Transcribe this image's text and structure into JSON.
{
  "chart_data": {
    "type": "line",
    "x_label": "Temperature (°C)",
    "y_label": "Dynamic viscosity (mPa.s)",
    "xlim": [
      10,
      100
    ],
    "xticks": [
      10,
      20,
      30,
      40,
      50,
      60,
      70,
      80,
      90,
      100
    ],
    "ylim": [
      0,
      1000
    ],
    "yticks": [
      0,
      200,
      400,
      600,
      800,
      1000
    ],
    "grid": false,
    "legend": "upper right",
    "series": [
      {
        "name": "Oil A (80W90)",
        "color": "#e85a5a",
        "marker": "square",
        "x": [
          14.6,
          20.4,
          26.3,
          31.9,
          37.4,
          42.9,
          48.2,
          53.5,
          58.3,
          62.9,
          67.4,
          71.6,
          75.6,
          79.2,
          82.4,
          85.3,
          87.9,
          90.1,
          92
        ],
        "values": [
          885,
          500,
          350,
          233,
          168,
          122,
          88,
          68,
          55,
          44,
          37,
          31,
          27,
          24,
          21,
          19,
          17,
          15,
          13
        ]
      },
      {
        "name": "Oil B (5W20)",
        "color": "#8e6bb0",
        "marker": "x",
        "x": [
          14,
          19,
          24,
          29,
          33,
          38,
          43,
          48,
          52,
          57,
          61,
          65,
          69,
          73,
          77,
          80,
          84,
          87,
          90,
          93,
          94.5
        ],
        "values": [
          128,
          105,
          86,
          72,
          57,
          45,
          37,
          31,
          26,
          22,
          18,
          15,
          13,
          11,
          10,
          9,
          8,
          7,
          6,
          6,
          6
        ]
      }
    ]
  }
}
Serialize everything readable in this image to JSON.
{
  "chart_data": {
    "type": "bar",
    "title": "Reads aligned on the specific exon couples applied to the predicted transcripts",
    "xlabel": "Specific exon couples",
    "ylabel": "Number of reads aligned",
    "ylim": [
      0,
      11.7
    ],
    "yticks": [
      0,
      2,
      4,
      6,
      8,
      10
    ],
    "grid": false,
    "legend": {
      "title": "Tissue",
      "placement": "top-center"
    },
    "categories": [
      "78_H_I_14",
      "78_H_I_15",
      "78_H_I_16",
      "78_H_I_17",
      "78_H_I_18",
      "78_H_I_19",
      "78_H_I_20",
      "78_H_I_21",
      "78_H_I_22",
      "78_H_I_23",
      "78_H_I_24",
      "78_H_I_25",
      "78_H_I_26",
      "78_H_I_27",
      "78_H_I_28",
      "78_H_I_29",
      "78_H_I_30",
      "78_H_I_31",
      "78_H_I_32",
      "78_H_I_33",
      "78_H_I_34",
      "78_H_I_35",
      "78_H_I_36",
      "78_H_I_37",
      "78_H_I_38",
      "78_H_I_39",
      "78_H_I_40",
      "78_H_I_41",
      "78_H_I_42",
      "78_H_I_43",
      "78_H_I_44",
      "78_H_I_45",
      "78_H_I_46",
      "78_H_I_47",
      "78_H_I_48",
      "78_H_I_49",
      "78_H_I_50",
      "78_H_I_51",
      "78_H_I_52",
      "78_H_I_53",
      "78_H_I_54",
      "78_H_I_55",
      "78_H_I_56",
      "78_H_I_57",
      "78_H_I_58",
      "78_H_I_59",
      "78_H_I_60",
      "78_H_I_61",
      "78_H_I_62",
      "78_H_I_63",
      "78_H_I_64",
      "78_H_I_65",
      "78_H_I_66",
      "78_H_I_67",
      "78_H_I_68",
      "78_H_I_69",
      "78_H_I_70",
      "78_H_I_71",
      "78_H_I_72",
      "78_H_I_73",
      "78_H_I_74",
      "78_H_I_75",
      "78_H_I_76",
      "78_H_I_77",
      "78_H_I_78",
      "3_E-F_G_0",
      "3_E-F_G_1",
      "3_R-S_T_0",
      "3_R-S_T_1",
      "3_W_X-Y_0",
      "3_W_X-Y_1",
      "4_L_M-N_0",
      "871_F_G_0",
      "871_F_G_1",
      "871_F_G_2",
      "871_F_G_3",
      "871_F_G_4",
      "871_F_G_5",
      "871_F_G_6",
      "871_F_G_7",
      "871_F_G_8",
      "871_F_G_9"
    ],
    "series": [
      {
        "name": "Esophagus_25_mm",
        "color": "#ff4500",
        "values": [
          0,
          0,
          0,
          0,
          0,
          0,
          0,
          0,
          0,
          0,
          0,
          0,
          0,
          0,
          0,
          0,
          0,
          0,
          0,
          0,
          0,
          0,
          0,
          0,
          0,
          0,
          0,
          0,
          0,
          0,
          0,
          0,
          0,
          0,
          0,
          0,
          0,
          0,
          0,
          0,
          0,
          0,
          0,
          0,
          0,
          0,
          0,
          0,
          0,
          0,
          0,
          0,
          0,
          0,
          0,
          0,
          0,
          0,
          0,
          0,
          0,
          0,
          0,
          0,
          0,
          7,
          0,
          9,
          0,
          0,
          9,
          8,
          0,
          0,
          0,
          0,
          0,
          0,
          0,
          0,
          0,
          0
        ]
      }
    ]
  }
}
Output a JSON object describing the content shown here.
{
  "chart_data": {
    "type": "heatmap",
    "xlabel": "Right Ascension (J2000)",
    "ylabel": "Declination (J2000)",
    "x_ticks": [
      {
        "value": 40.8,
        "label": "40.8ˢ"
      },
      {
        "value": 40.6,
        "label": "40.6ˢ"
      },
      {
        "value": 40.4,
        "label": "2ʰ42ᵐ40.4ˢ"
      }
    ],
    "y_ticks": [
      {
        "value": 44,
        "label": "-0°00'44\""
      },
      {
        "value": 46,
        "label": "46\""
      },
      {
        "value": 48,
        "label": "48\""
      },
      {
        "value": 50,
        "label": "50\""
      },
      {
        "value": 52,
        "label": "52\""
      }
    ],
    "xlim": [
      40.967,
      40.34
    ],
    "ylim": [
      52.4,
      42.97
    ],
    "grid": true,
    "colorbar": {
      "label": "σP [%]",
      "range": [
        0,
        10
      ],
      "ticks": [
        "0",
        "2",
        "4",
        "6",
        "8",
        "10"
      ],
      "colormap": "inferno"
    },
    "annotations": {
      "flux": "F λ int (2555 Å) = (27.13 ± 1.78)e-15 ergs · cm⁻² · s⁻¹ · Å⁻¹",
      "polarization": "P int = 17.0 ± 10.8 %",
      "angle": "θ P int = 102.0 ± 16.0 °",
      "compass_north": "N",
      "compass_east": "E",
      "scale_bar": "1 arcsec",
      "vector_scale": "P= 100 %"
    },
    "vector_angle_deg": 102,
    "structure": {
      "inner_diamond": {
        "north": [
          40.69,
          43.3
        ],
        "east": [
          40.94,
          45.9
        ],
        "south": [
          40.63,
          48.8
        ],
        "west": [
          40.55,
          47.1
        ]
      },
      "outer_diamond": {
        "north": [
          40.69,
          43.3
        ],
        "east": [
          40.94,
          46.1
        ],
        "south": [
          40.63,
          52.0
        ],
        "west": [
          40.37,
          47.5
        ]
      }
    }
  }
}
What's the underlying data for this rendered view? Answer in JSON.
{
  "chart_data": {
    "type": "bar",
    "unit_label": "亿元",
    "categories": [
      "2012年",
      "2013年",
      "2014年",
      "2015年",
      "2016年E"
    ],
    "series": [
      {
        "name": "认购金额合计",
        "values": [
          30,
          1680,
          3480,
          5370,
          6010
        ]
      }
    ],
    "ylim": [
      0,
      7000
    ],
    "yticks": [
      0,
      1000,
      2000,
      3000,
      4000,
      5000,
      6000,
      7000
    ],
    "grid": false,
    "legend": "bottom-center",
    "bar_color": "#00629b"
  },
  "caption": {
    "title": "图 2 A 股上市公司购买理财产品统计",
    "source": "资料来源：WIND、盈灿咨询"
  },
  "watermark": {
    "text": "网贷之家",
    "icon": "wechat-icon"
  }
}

----

== WHAT TO DO ==
Among the lines of the listing, how many hold the string "this"? Respond with only the number.

== FINAL RESULT ==
3